What to work on
In full and without deviation, reproduce the records that follow.
━━━ Supplied records
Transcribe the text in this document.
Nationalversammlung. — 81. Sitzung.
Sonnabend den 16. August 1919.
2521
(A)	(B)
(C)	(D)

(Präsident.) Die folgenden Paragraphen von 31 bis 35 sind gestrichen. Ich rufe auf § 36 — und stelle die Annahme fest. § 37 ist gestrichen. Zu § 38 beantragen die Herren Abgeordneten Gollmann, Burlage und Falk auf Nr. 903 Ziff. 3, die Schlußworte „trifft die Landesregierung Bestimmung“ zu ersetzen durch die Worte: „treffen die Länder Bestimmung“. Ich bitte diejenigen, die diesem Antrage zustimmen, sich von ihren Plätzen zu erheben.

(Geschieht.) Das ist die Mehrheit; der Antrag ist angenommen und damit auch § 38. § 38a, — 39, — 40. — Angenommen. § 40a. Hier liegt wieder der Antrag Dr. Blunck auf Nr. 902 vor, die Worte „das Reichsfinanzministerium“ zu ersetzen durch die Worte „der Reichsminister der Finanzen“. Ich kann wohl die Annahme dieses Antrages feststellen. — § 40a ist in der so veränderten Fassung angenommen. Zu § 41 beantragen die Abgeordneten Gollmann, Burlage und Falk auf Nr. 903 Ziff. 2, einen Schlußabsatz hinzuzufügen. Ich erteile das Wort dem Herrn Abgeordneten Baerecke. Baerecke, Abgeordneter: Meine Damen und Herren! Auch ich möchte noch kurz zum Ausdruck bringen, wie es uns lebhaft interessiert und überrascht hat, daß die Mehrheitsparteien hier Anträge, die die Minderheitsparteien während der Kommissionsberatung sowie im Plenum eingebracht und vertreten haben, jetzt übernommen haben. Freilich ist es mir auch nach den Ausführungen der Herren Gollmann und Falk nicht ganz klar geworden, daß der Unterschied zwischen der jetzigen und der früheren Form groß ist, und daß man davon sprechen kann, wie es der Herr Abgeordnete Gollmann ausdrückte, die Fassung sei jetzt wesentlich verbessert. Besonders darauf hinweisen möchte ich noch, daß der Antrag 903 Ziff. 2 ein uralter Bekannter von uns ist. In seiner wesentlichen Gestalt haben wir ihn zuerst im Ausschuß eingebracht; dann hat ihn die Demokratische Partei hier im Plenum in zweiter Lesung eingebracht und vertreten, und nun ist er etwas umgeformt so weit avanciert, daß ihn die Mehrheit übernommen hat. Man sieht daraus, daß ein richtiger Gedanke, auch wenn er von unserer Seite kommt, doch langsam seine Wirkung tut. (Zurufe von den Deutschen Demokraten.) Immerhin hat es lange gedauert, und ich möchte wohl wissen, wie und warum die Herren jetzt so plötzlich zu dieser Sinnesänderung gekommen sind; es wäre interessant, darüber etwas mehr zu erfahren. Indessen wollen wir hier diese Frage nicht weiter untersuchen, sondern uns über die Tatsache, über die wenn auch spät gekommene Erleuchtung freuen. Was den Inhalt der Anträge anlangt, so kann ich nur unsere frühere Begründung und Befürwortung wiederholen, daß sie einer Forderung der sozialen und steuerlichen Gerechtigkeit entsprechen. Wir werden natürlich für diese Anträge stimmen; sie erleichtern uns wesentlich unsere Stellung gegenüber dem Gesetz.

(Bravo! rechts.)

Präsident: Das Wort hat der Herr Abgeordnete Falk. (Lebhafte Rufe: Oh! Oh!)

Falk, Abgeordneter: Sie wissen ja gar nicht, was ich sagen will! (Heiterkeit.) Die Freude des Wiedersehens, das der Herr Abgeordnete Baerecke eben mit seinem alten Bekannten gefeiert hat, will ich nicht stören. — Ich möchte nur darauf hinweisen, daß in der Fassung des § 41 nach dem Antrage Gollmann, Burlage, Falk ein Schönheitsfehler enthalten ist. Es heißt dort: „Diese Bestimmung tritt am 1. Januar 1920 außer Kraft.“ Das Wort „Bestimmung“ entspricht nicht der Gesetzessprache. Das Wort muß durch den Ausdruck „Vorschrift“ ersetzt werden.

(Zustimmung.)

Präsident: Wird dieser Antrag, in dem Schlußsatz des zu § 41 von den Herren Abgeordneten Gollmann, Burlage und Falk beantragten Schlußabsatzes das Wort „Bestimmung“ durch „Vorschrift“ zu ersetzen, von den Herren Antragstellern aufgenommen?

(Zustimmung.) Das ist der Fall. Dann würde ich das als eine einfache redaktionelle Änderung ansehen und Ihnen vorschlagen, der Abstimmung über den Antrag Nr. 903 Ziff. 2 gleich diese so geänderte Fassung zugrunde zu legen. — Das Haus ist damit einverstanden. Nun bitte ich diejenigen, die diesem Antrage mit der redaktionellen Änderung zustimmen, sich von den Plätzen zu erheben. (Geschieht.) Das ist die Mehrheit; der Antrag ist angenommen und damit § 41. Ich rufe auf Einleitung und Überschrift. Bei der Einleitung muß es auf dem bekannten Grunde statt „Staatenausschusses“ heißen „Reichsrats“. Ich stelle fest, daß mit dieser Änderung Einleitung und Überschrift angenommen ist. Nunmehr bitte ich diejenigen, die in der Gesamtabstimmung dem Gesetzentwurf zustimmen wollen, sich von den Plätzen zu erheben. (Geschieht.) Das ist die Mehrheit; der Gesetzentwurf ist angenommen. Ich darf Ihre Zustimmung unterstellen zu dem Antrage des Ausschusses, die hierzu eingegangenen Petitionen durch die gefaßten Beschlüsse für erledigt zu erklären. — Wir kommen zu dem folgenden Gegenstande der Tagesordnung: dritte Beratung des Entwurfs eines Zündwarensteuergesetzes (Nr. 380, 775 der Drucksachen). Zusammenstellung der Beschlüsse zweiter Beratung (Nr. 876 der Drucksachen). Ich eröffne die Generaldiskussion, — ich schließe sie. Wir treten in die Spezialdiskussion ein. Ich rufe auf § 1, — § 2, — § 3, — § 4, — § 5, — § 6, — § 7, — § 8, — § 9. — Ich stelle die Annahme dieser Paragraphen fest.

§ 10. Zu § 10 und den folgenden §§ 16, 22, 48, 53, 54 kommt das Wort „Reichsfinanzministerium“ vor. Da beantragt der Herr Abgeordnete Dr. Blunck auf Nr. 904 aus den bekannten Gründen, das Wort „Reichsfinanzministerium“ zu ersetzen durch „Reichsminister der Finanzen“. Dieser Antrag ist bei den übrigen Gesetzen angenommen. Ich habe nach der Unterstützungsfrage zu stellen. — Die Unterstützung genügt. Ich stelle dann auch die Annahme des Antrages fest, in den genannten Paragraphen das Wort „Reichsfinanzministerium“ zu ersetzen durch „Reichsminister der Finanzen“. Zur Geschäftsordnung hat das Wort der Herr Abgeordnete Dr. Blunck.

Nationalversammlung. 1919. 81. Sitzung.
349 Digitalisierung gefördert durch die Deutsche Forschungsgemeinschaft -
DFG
━━━━━━
Task result
Transcribe the text in this document.
Nationalversammlung. — 81. Sitzung.
Sonnabend den 16. August 1919.
2521
(A)	(B)
(C)	(D)

(Präsident.) Die folgenden Paragraphen von 31 bis 35 sind gestrichen. Ich rufe auf § 36 — und stelle die Annahme fest. § 37 ist gestrichen. Zu § 38 beantragen die Herren Abgeordneten Gollmann, Burlage und Falk auf Nr. 903 Ziff. 3, die Schlußworte „trifft die Landesregierung Bestimmung“ zu ersetzen durch die Worte: „treffen die Länder Bestimmung“. Ich bitte diejenigen, die diesem Antrage zustimmen, sich von ihren Plätzen zu erheben.

(Geschieht.) Das ist die Mehrheit; der Antrag ist angenommen und damit auch § 38. § 38a, — 39, — 40. — Angenommen. § 40a. Hier liegt wieder der Antrag Dr. Blunck auf Nr. 902 vor, die Worte „das Reichsfinanzministerium“ zu ersetzen durch die Worte „der Reichsminister der Finanzen“. Ich kann wohl die Annahme dieses Antrages feststellen. — § 40a ist in der so veränderten Fassung angenommen. Zu § 41 beantragen die Abgeordneten Gollmann, Burlage und Falk auf Nr. 903 Ziff. 2, einen Schlußabsatz hinzuzufügen. Ich erteile das Wort dem Herrn Abgeordneten Baerecke. Baerecke, Abgeordneter: Meine Damen und Herren! Auch ich möchte noch kurz zum Ausdruck bringen, wie es uns lebhaft interessiert und überrascht hat, daß die Mehrheitsparteien hier Anträge, die die Minderheitsparteien während der Kommissionsberatung sowie im Plenum eingebracht und vertreten haben, jetzt übernommen haben. Freilich ist es mir auch nach den Ausführungen der Herren Gollmann und Falk nicht ganz klar geworden, daß der Unterschied zwischen der jetzigen und der früheren Form groß ist, und daß man davon sprechen kann, wie es der Herr Abgeordnete Gollmann ausdrückte, die Fassung sei jetzt wesentlich verbessert. Besonders darauf hinweisen möchte ich noch, daß der Antrag 903 Ziff. 2 ein uralter Bekannter von uns ist. In seiner wesentlichen Gestalt haben wir ihn zuerst im Ausschuß eingebracht; dann hat ihn die Demokratische Partei hier im Plenum in zweiter Lesung eingebracht und vertreten, und nun ist er etwas umgeformt so weit avanciert, daß ihn die Mehrheit übernommen hat. Man sieht daraus, daß ein richtiger Gedanke, auch wenn er von unserer Seite kommt, doch langsam seine Wirkung tut. (Zurufe von den Deutschen Demokraten.) Immerhin hat es lange gedauert, und ich möchte wohl wissen, wie und warum die Herren jetzt so plötzlich zu dieser Sinnesänderung gekommen sind; es wäre interessant, darüber etwas mehr zu erfahren. Indessen wollen wir hier diese Frage nicht weiter untersuchen, sondern uns über die Tatsache, über die wenn auch spät gekommene Erleuchtung freuen. Was den Inhalt der Anträge anlangt, so kann ich nur unsere frühere Begründung und Befürwortung wiederholen, daß sie einer Forderung der sozialen und steuerlichen Gerechtigkeit entsprechen. Wir werden natürlich für diese Anträge stimmen; sie erleichtern uns wesentlich unsere Stellung gegenüber dem Gesetz.

(Bravo! rechts.)

Präsident: Das Wort hat der Herr Abgeordnete Falk. (Lebhafte Rufe: Oh! Oh!)

Falk, Abgeordneter: Sie wissen ja gar nicht, was ich sagen will! (Heiterkeit.) Die Freude des Wiedersehens, das der Herr Abgeordnete Baerecke eben mit seinem alten Bekannten gefeiert hat, will ich nicht stören. — Ich möchte nur darauf hinweisen, daß in der Fassung des § 41 nach dem Antrage Gollmann, Burlage, Falk ein Schönheitsfehler enthalten ist. Es heißt dort: „Diese Bestimmung tritt am 1. Januar 1920 außer Kraft.“ Das Wort „Bestimmung“ entspricht nicht der Gesetzessprache. Das Wort muß durch den Ausdruck „Vorschrift“ ersetzt werden.

(Zustimmung.)

Präsident: Wird dieser Antrag, in dem Schlußsatz des zu § 41 von den Herren Abgeordneten Gollmann, Burlage und Falk beantragten Schlußabsatzes das Wort „Bestimmung“ durch „Vorschrift“ zu ersetzen, von den Herren Antragstellern aufgenommen?

(Zustimmung.) Das ist der Fall. Dann würde ich das als eine einfache redaktionelle Änderung ansehen und Ihnen vorschlagen, der Abstimmung über den Antrag Nr. 903 Ziff. 2 gleich diese so geänderte Fassung zugrunde zu legen. — Das Haus ist damit einverstanden. Nun bitte ich diejenigen, die diesem Antrage mit der redaktionellen Änderung zustimmen, sich von den Plätzen zu erheben. (Geschieht.) Das ist die Mehrheit; der Antrag ist angenommen und damit § 41. Ich rufe auf Einleitung und Überschrift. Bei der Einleitung muß es auf dem bekannten Grunde statt „Staatenausschusses“ heißen „Reichsrats“. Ich stelle fest, daß mit dieser Änderung Einleitung und Überschrift angenommen ist. Nunmehr bitte ich diejenigen, die in der Gesamtabstimmung dem Gesetzentwurf zustimmen wollen, sich von den Plätzen zu erheben. (Geschieht.) Das ist die Mehrheit; der Gesetzentwurf ist angenommen. Ich darf Ihre Zustimmung unterstellen zu dem Antrage des Ausschusses, die hierzu eingegangenen Petitionen durch die gefaßten Beschlüsse für erledigt zu erklären. — Wir kommen zu dem folgenden Gegenstande der Tagesordnung: dritte Beratung des Entwurfs eines Zündwarensteuergesetzes (Nr. 380, 775 der Drucksachen). Zusammenstellung der Beschlüsse zweiter Beratung (Nr. 876 der Drucksachen). Ich eröffne die Generaldiskussion, — ich schließe sie. Wir treten in die Spezialdiskussion ein. Ich rufe auf § 1, — § 2, — § 3, — § 4, — § 5, — § 6, — § 7, — § 8, — § 9. — Ich stelle die Annahme dieser Paragraphen fest.

§ 10. Zu § 10 und den folgenden §§ 16, 22, 48, 53, 54 kommt das Wort „Reichsfinanzministerium“ vor. Da beantragt der Herr Abgeordnete Dr. Blunck auf Nr. 904 aus den bekannten Gründen, das Wort „Reichsfinanzministerium“ zu ersetzen durch „Reichsminister der Finanzen“. Dieser Antrag ist bei den übrigen Gesetzen angenommen. Ich habe nach der Unterstützungsfrage zu stellen. — Die Unterstützung genügt. Ich stelle dann auch die Annahme des Antrages fest, in den genannten Paragraphen das Wort „Reichsfinanzministerium“ zu ersetzen durch „Reichsminister der Finanzen“. Zur Geschäftsordnung hat das Wort der Herr Abgeordnete Dr. Blunck.

Nationalversammlung. 1919. 81. Sitzung.
349 Digitalisierung gefördert durch die Deutsche Forschungsgemeinschaft -
DFG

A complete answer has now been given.